Entries provided »
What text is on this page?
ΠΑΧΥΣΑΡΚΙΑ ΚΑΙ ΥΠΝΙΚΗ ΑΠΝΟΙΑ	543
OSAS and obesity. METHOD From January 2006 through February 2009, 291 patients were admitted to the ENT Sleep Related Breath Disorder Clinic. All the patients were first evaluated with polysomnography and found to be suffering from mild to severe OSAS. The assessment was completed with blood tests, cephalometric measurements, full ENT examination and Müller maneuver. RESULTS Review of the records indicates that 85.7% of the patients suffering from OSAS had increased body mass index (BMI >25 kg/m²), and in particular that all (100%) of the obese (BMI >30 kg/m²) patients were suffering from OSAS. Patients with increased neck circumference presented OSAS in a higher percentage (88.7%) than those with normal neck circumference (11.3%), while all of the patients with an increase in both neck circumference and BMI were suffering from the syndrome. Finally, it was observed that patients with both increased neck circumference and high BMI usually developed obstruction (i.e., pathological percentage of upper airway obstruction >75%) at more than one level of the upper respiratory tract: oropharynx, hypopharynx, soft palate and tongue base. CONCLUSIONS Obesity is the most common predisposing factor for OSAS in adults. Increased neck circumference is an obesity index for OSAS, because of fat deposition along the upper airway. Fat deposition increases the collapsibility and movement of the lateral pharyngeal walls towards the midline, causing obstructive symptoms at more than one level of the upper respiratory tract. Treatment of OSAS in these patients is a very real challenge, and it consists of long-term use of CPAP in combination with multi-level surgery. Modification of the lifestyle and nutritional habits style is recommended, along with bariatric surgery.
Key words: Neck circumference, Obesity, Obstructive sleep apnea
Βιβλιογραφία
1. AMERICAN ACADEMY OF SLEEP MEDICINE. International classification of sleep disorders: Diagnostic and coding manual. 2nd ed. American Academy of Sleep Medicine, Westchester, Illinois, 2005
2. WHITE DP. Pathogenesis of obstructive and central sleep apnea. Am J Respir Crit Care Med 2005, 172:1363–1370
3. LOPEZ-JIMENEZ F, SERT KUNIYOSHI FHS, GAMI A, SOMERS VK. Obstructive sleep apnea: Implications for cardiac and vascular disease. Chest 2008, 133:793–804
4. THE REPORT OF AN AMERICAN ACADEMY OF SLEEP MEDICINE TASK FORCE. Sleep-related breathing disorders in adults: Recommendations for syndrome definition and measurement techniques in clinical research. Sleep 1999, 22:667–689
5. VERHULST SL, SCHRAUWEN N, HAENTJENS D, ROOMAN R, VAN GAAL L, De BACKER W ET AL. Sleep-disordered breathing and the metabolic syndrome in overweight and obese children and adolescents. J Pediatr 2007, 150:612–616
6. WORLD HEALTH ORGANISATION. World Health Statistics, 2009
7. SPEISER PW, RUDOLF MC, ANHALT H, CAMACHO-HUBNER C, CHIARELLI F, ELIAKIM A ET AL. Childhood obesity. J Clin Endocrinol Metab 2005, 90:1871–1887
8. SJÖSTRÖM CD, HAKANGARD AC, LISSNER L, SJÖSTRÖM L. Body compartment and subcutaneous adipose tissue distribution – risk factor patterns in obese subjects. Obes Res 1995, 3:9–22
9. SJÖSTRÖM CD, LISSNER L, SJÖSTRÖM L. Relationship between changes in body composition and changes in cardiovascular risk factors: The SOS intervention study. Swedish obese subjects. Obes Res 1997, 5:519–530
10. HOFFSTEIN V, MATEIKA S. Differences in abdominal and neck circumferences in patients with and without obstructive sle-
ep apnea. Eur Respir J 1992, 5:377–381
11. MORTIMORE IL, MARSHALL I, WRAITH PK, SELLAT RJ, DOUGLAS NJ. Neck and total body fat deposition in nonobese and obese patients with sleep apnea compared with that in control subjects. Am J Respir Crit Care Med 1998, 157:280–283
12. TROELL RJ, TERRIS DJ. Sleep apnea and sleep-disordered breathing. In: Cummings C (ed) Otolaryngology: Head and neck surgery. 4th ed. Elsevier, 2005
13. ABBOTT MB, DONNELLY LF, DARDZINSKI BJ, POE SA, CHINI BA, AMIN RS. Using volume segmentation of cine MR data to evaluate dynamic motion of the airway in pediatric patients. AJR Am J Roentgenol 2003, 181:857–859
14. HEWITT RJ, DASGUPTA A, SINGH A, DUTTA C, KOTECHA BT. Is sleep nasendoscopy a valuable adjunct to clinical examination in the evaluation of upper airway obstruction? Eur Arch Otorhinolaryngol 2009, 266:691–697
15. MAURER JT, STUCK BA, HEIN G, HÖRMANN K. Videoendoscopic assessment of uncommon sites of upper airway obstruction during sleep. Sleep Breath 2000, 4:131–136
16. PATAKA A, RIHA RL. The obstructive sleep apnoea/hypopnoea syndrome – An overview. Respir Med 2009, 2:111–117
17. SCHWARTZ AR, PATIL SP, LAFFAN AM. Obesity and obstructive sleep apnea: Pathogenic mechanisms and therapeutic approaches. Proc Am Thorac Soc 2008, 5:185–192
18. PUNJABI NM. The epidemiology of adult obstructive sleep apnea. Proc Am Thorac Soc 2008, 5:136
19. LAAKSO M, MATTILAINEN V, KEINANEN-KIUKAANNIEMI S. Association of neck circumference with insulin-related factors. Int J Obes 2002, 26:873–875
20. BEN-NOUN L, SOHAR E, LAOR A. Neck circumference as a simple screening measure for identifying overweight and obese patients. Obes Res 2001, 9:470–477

What is expected » When a line of the records holds the word "Proc", copy that line.

Exercise output »
17. SCHWARTZ AR, PATIL SP, LAFFAN AM. Obesity and obstructive sleep apnea: Pathogenic mechanisms and therapeutic approaches. Proc Am Thorac Soc 2008, 5:185–192
18. PUNJABI NM. The epidemiology of adult obstructive sleep apnea. Proc Am Thorac Soc 2008, 5:136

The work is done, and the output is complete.